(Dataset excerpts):
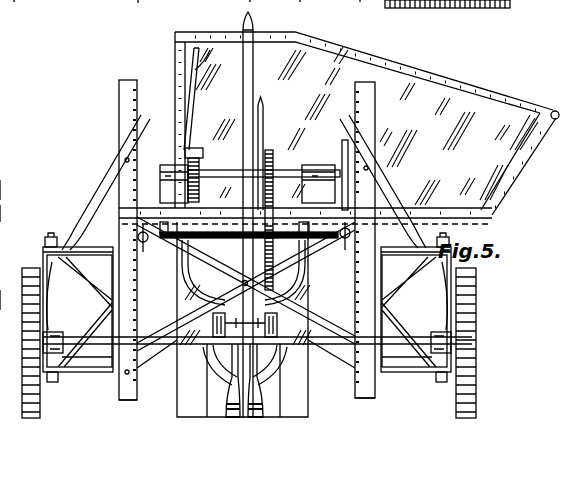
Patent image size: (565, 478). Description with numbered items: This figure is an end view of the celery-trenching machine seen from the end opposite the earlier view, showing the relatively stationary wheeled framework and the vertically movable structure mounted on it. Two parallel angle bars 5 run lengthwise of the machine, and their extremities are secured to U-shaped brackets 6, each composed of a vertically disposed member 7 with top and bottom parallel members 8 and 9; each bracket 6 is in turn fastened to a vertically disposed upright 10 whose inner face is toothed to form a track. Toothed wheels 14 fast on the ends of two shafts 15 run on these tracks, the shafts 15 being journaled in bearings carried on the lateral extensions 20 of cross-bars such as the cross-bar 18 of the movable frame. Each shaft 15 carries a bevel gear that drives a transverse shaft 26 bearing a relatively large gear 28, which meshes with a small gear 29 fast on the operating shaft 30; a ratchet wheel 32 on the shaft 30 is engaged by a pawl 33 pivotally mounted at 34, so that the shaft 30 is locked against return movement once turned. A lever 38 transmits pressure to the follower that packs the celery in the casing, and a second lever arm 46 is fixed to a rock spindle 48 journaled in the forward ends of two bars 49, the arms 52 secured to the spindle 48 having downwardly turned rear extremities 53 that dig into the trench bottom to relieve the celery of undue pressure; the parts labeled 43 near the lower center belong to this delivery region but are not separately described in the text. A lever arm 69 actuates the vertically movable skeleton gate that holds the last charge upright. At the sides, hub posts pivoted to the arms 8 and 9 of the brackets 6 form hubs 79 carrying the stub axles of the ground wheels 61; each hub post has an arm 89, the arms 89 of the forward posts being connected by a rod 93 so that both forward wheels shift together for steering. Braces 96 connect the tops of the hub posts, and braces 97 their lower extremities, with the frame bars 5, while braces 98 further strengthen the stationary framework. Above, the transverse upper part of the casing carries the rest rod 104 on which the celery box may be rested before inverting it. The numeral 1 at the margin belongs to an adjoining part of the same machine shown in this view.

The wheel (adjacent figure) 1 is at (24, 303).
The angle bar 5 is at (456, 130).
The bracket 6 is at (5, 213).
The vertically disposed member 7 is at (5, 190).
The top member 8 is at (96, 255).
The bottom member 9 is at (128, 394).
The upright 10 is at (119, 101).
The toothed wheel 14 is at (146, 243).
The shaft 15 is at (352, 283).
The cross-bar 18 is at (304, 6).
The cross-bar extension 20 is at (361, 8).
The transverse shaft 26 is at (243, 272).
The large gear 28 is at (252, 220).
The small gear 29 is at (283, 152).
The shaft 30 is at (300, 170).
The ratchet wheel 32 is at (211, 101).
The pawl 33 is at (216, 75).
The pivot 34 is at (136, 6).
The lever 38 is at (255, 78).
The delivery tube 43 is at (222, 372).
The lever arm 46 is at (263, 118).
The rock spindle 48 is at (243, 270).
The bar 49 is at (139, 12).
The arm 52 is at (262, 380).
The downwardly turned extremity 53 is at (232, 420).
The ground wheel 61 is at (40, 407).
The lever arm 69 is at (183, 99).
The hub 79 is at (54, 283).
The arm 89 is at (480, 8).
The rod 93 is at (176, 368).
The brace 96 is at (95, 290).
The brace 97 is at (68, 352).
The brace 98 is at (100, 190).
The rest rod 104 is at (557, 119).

==

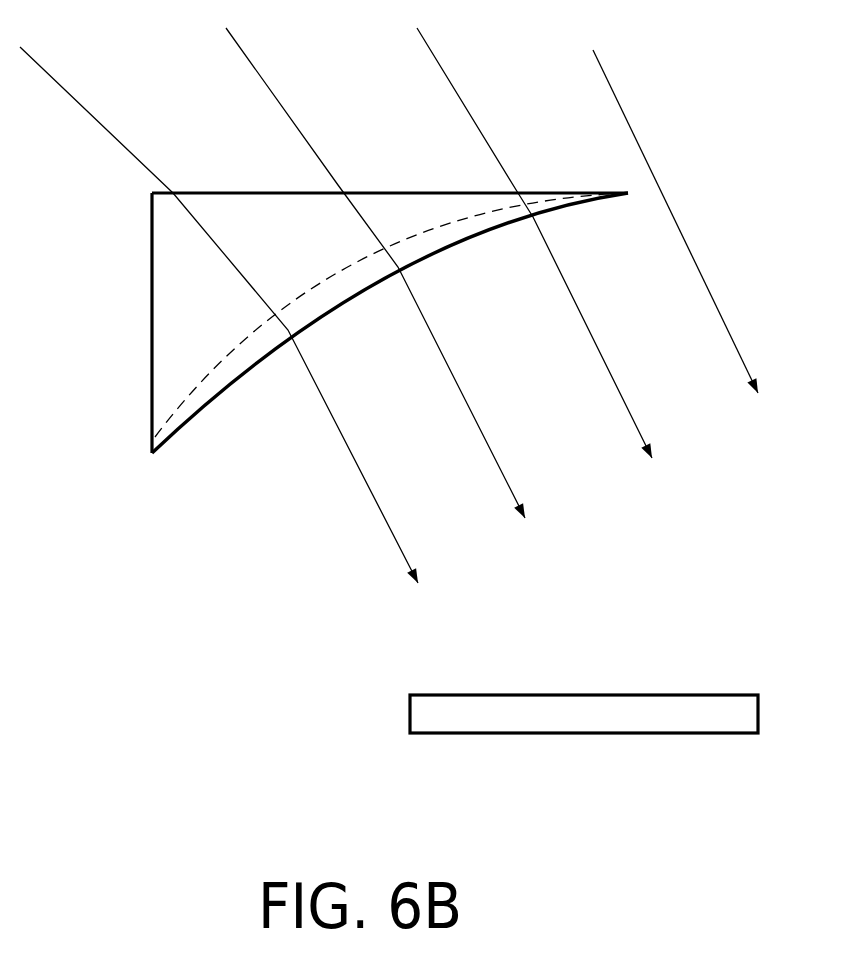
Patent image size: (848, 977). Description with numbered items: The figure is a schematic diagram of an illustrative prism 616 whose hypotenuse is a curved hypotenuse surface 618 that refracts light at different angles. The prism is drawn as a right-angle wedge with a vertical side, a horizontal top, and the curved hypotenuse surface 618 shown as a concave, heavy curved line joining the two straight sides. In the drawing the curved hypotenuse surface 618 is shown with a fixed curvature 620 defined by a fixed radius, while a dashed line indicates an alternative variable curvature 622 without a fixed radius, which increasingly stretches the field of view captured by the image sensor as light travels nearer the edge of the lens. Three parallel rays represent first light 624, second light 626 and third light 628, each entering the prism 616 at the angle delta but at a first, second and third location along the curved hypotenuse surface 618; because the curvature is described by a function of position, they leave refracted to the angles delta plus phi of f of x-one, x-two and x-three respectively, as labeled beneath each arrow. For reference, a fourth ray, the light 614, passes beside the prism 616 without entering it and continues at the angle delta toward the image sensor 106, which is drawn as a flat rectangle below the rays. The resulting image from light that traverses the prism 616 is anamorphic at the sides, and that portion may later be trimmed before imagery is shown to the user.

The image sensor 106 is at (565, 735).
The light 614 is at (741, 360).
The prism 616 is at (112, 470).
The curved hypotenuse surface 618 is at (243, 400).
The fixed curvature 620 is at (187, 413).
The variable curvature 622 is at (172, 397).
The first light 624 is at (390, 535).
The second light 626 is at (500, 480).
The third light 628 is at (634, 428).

...

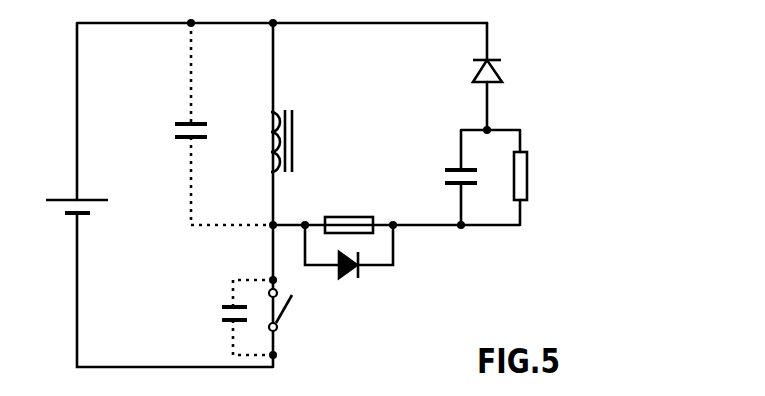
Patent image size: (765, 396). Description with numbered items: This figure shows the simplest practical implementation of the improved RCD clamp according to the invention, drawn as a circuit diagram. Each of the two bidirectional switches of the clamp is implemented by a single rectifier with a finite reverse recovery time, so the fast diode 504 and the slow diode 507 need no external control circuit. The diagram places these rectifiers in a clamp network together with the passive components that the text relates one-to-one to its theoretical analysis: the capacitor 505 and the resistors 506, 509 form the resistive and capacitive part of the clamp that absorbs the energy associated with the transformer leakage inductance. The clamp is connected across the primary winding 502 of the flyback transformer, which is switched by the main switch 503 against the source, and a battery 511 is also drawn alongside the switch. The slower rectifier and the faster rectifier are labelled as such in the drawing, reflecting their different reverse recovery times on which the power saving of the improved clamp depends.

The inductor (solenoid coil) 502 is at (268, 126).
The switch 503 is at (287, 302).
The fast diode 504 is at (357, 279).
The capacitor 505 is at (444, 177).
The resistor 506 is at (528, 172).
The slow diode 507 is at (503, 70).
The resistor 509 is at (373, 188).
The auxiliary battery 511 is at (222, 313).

(Instructions to follow): Copy verbatim the lines of the material from the line containing "Patent image size: (765, 396)." through the line containing "The auxiliary battery 511 is at (222, 313).", including both of those lines.

(The solution):
Patent image size: (765, 396). Description with numbered items: This figure shows the simplest practical implementation of the improved RCD clamp according to the invention, drawn as a circuit diagram. Each of the two bidirectional switches of the clamp is implemented by a single rectifier with a finite reverse recovery time, so the fast diode 504 and the slow diode 507 need no external control circuit. The diagram places these rectifiers in a clamp network together with the passive components that the text relates one-to-one to its theoretical analysis: the capacitor 505 and the resistors 506, 509 form the resistive and capacitive part of the clamp that absorbs the energy associated with the transformer leakage inductance. The clamp is connected across the primary winding 502 of the flyback transformer, which is switched by the main switch 503 against the source, and a battery 511 is also drawn alongside the switch. The slower rectifier and the faster rectifier are labelled as such in the drawing, reflecting their different reverse recovery times on which the power saving of the improved clamp depends.

The inductor (solenoid coil) 502 is at (268, 126).
The switch 503 is at (287, 302).
The fast diode 504 is at (357, 279).
The capacitor 505 is at (444, 177).
The resistor 506 is at (528, 172).
The slow diode 507 is at (503, 70).
The resistor 509 is at (373, 188).
The auxiliary battery 511 is at (222, 313).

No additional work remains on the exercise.